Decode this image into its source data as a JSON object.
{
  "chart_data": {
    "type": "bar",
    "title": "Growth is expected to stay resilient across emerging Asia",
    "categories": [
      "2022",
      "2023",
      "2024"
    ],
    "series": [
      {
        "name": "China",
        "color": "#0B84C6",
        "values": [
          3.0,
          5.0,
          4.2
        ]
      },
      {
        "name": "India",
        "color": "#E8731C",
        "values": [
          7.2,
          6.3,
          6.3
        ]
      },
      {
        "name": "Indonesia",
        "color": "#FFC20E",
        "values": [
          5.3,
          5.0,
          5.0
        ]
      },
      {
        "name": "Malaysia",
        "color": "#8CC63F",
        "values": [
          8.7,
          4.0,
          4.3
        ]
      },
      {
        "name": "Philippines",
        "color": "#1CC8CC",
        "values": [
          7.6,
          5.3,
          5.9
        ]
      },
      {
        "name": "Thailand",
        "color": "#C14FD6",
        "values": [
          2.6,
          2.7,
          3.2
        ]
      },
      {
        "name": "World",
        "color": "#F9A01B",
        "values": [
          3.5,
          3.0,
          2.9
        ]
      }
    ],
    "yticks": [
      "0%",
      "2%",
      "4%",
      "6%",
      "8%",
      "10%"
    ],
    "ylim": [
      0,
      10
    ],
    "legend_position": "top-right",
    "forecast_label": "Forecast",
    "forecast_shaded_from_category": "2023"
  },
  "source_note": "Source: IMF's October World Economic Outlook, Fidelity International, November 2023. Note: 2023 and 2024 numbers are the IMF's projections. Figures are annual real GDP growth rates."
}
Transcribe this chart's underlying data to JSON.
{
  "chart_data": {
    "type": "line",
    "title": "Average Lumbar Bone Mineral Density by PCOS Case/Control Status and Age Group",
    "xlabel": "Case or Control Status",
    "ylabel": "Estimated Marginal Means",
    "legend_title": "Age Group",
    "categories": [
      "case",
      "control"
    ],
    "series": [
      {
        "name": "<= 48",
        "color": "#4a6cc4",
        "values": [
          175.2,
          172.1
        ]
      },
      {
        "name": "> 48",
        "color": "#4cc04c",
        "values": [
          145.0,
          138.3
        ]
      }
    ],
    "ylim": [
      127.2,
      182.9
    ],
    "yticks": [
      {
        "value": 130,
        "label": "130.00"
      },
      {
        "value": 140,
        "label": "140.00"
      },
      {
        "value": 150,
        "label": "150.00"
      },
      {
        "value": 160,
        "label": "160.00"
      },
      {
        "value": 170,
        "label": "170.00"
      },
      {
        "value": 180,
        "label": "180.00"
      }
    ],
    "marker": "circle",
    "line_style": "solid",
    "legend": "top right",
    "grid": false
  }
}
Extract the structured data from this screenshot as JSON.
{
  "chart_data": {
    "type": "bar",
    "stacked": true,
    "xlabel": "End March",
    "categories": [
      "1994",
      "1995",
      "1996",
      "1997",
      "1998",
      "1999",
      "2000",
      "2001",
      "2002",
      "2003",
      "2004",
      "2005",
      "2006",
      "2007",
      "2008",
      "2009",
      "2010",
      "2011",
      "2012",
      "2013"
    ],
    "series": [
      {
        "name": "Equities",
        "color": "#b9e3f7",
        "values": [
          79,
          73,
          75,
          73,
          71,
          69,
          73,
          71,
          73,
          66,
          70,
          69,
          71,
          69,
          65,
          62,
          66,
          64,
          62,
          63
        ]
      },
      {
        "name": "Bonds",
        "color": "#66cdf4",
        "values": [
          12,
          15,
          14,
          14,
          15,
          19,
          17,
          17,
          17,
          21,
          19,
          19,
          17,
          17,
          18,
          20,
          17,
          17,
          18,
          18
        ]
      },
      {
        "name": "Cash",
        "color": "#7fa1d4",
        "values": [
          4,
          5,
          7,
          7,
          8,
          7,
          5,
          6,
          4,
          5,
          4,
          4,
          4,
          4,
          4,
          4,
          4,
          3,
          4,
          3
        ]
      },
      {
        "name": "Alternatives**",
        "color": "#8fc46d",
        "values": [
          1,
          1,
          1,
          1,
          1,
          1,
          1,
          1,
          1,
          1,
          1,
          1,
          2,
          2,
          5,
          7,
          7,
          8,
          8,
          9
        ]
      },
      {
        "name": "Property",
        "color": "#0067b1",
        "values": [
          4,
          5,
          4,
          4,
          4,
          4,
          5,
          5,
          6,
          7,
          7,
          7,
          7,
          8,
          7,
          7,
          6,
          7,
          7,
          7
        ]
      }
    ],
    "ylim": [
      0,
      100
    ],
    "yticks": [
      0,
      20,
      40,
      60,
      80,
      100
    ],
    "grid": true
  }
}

===

**WHAT IS NEEDED**.
Scan the listing above and identify each line holding the string "xlabel"; copy every such line.

**EXERCISE OUTPUT**.
    "xlabel": "Case or Control Status",
    "xlabel": "End March",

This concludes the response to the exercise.